## Start
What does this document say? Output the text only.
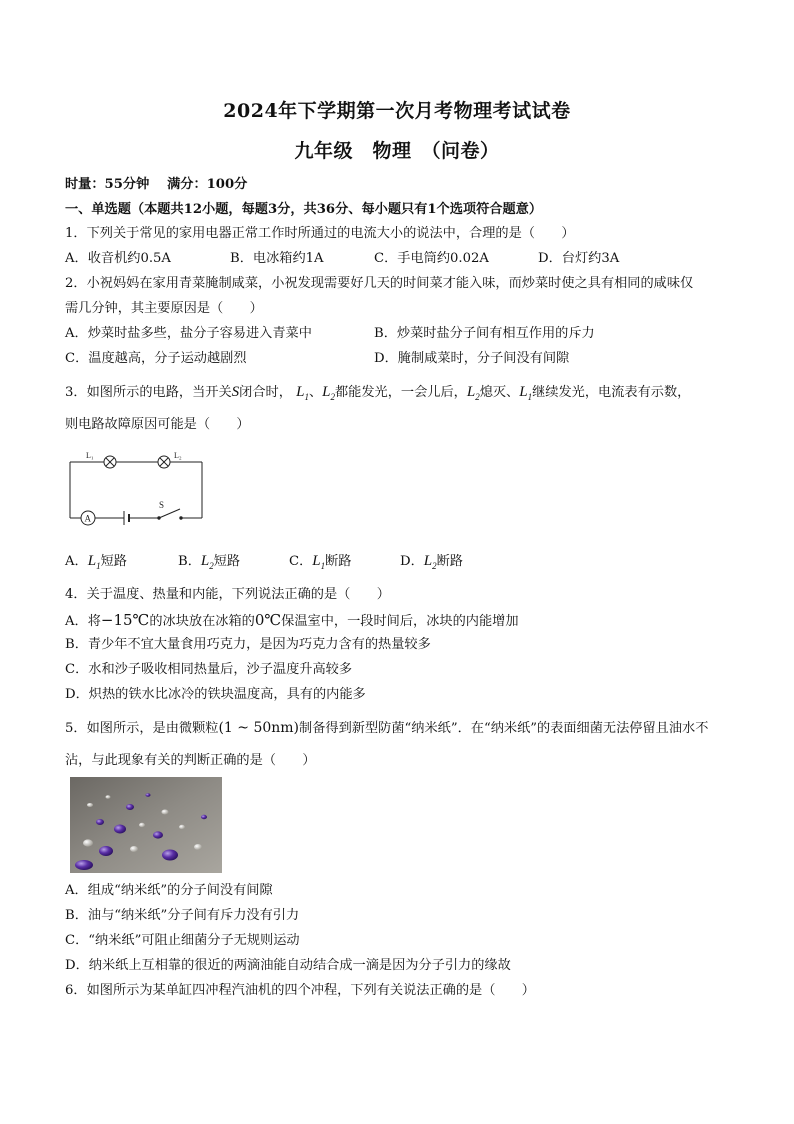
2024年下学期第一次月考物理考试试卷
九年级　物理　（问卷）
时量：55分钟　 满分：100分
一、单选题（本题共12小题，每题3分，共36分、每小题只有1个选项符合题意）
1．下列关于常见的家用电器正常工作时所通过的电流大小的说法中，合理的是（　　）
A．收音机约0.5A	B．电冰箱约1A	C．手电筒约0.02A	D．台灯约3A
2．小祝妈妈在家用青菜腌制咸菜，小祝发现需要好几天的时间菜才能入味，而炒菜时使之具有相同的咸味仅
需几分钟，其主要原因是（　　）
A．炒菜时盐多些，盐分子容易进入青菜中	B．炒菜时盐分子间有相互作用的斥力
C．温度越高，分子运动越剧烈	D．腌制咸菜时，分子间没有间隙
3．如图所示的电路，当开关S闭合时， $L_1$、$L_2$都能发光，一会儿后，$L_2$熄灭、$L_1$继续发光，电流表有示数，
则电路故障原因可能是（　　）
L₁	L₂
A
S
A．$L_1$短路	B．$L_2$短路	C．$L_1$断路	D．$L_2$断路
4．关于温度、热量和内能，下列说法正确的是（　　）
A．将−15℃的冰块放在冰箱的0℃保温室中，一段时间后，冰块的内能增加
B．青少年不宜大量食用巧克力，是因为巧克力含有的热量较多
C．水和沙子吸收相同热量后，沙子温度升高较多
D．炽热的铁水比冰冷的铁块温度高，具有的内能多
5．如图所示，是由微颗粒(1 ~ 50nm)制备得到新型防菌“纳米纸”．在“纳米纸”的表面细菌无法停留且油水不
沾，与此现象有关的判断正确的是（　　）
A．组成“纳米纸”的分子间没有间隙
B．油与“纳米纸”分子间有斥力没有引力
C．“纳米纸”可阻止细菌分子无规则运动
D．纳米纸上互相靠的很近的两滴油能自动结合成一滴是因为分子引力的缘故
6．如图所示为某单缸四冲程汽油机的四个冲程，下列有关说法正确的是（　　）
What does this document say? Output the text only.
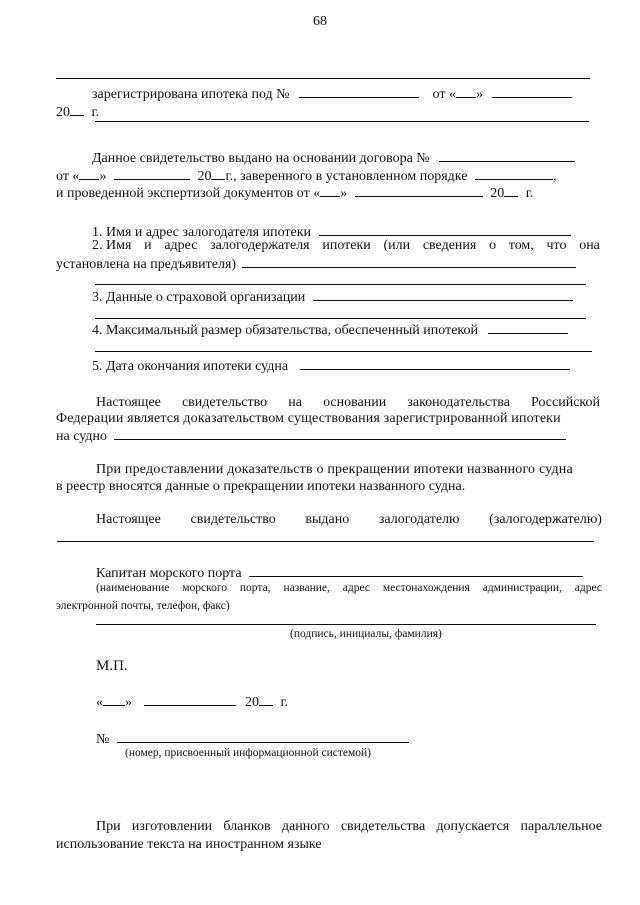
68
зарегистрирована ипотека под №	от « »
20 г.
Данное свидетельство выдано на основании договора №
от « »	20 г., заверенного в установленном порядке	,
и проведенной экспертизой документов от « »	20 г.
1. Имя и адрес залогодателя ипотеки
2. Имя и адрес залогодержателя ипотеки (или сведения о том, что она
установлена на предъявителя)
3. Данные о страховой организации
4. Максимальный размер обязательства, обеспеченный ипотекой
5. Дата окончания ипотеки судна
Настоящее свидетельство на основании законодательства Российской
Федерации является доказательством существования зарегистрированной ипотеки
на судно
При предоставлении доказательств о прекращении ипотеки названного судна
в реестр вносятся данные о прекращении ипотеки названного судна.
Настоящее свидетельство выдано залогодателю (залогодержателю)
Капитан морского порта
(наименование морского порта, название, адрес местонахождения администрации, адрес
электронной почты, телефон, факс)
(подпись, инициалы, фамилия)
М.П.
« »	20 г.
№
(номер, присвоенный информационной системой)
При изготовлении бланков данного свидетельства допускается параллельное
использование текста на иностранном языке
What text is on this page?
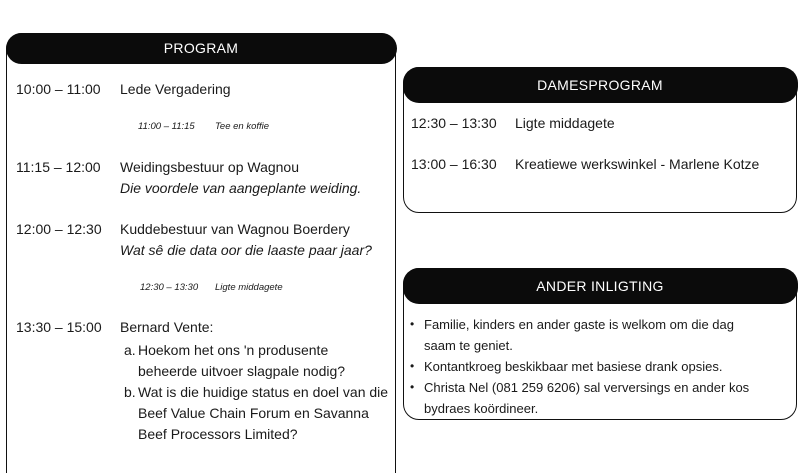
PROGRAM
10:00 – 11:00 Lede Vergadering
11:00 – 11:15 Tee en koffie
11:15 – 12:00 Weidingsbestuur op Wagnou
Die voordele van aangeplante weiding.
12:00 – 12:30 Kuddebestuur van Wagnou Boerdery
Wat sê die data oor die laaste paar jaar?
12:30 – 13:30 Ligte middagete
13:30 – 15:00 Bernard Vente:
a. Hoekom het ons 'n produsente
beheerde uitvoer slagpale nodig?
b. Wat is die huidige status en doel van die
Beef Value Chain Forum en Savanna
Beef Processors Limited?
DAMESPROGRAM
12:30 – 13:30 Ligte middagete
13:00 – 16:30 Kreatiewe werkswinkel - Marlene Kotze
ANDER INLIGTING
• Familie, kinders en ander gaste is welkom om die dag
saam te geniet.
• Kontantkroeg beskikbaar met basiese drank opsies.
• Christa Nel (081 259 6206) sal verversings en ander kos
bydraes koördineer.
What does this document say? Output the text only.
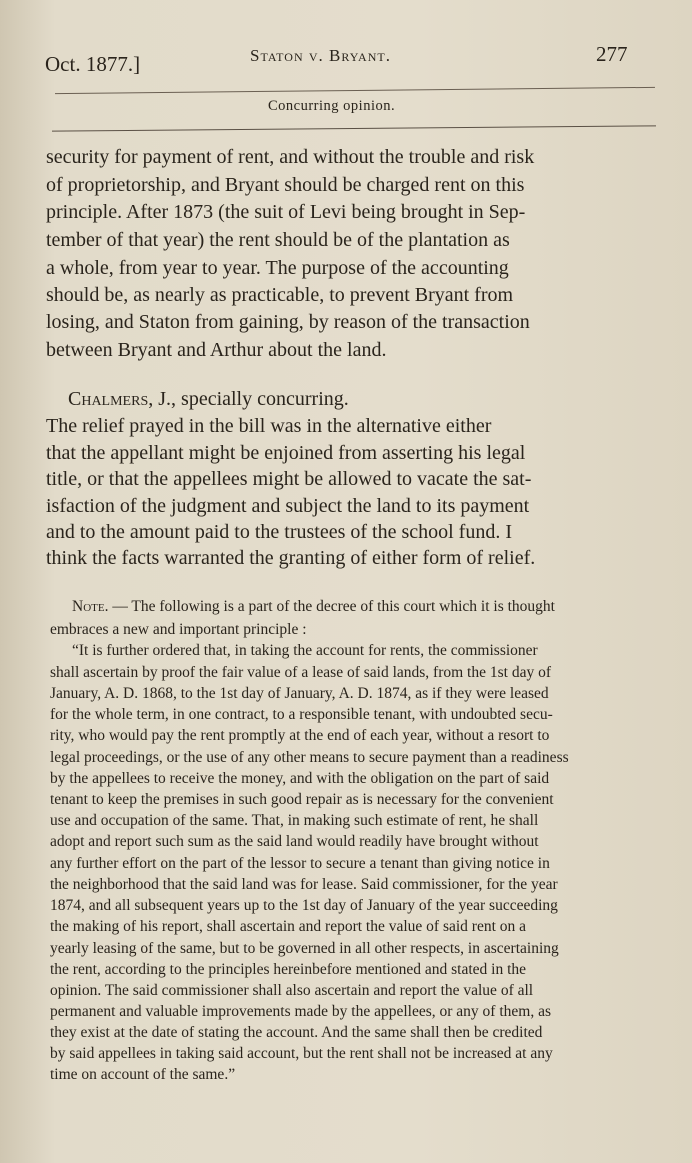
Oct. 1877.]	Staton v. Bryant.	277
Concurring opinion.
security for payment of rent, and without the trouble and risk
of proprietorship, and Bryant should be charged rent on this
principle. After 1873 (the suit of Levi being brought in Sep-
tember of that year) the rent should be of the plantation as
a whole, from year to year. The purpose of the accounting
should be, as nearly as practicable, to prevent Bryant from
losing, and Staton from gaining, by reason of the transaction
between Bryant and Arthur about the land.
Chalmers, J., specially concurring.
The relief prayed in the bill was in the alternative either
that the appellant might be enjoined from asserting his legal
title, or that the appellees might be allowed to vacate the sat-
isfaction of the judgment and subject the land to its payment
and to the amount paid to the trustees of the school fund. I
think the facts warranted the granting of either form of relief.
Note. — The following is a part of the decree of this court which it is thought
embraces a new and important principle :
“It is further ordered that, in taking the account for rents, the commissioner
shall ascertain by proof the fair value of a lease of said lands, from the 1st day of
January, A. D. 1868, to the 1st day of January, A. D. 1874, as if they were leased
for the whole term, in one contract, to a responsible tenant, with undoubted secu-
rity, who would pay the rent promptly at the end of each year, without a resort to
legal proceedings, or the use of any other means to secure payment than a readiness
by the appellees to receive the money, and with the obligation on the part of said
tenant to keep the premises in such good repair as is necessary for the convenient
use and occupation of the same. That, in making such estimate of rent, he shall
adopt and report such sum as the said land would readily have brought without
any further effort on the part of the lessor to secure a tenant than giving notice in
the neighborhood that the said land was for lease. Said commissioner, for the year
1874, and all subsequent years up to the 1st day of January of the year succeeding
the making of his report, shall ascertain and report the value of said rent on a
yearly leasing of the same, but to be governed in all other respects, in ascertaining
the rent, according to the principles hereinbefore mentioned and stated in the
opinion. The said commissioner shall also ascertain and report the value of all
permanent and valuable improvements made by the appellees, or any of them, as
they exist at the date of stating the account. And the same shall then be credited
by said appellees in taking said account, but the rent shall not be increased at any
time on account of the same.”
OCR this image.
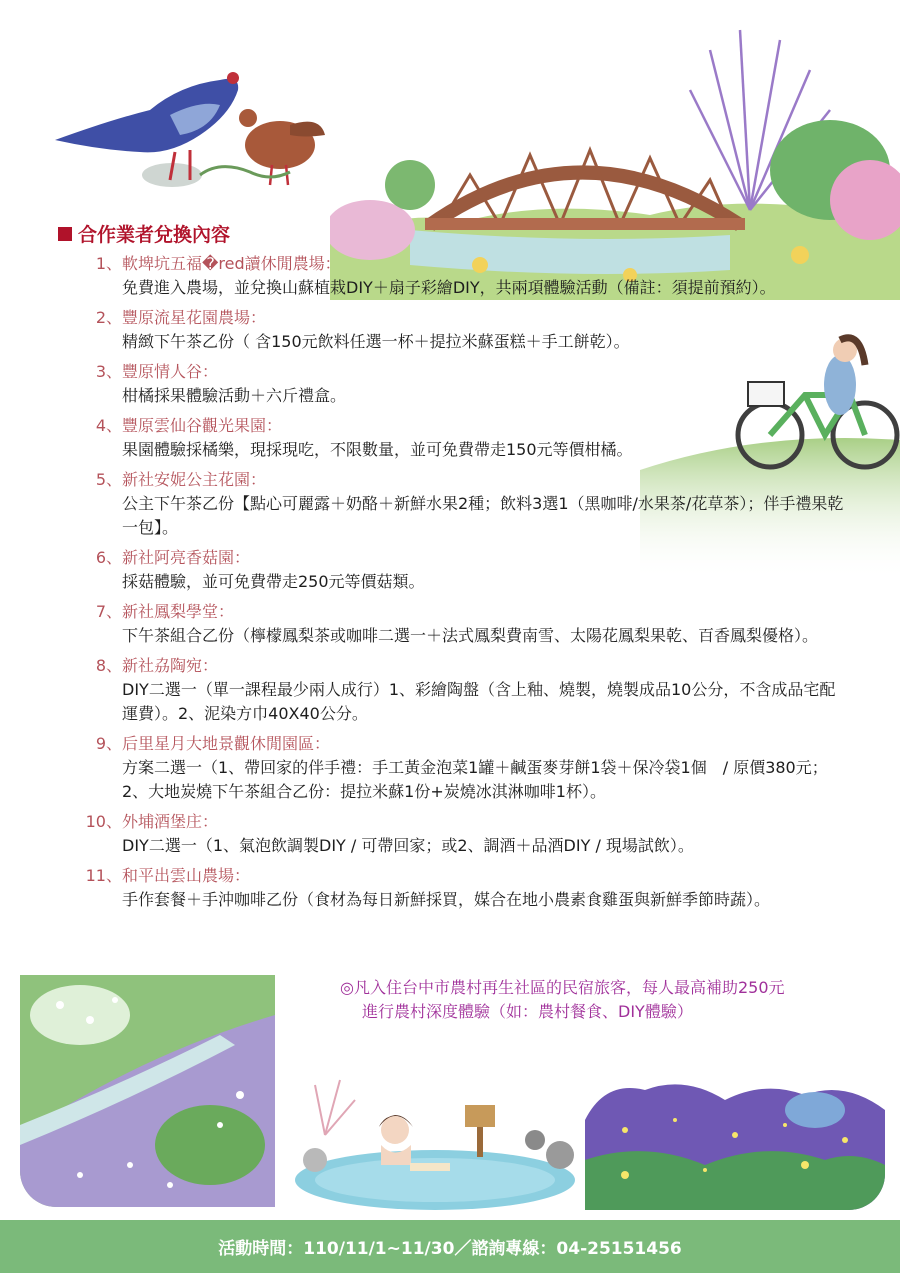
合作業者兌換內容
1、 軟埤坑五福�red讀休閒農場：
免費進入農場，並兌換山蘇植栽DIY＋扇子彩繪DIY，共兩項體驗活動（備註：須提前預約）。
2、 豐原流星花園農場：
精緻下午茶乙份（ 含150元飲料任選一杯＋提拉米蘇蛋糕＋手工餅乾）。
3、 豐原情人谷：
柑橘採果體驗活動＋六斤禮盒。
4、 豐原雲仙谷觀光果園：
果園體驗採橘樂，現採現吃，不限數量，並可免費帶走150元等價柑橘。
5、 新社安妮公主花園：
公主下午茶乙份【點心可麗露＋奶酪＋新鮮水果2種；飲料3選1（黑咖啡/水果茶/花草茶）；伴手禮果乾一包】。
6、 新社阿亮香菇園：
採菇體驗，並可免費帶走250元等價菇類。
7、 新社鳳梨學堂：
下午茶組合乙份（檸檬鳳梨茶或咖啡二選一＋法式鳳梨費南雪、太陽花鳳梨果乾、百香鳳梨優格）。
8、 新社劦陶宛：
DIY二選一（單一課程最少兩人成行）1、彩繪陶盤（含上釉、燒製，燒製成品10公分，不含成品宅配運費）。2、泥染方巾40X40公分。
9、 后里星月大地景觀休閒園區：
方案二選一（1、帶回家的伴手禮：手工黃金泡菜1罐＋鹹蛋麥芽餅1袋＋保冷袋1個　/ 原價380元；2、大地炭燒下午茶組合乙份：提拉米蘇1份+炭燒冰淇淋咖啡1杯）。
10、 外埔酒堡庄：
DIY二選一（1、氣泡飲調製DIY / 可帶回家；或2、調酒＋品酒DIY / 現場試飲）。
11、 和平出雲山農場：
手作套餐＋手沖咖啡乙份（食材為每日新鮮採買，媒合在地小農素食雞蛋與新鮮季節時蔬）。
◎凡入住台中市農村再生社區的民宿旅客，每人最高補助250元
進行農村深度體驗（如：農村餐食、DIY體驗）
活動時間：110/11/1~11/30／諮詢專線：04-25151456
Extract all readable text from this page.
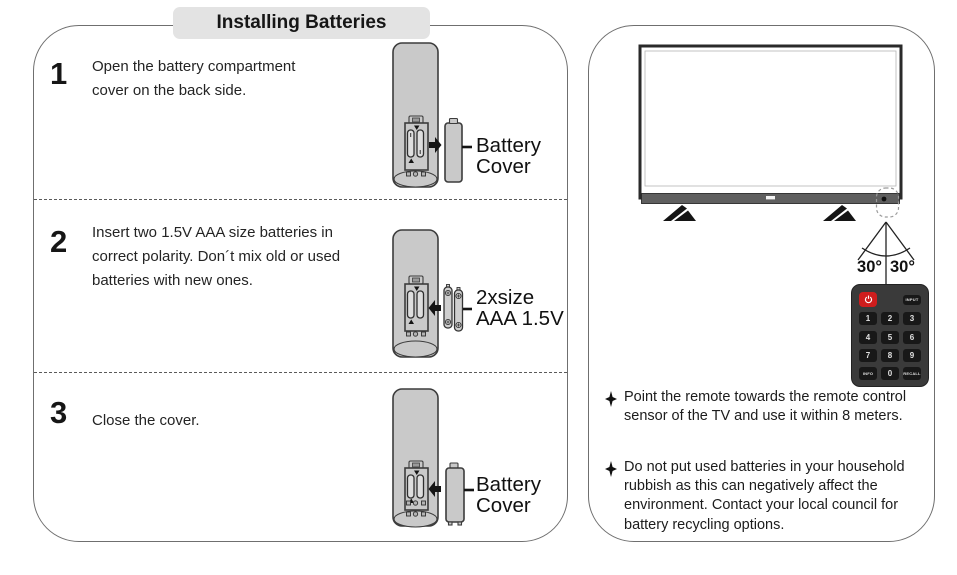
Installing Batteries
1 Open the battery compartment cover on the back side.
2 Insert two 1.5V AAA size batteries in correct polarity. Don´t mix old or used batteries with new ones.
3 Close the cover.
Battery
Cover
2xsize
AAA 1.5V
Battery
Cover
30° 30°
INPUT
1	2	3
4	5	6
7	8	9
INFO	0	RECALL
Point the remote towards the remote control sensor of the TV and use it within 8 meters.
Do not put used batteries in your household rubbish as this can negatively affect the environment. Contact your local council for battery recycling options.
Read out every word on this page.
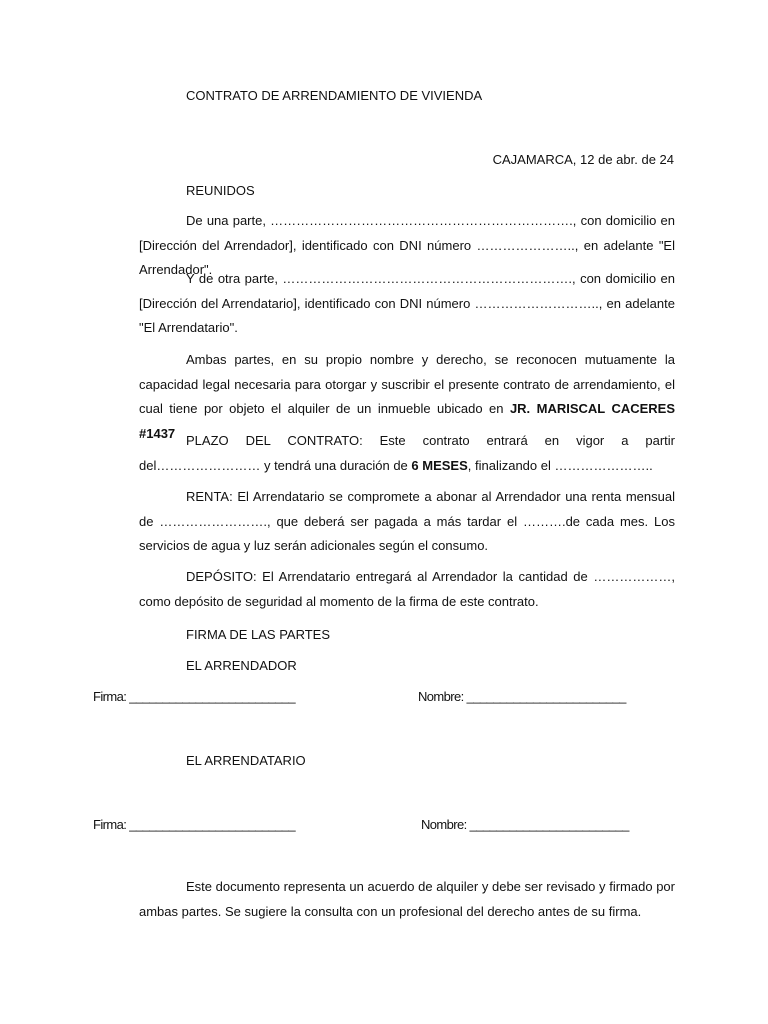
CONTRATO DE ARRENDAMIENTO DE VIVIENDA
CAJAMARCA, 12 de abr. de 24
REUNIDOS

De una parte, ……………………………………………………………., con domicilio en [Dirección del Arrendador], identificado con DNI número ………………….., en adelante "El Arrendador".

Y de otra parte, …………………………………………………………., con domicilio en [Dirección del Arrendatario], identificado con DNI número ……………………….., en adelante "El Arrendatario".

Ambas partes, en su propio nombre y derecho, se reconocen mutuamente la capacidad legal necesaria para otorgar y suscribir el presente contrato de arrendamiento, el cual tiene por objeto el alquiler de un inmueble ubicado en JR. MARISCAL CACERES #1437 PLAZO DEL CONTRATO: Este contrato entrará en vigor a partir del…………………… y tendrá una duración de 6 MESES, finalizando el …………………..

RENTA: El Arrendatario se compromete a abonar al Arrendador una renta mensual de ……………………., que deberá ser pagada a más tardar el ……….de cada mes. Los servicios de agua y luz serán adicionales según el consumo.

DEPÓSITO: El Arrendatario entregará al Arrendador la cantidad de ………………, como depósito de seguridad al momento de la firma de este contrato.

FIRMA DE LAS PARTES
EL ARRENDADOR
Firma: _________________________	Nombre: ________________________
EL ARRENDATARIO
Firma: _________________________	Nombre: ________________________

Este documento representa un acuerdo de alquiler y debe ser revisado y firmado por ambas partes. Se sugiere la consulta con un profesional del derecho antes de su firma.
## End
Search the records for the word "судна", then list every line that has it.

5. Дата окончания ипотеки судна
При предоставлении доказательств о прекращении ипотеки названного судна
в реестр вносятся данные о прекращении ипотеки названного судна.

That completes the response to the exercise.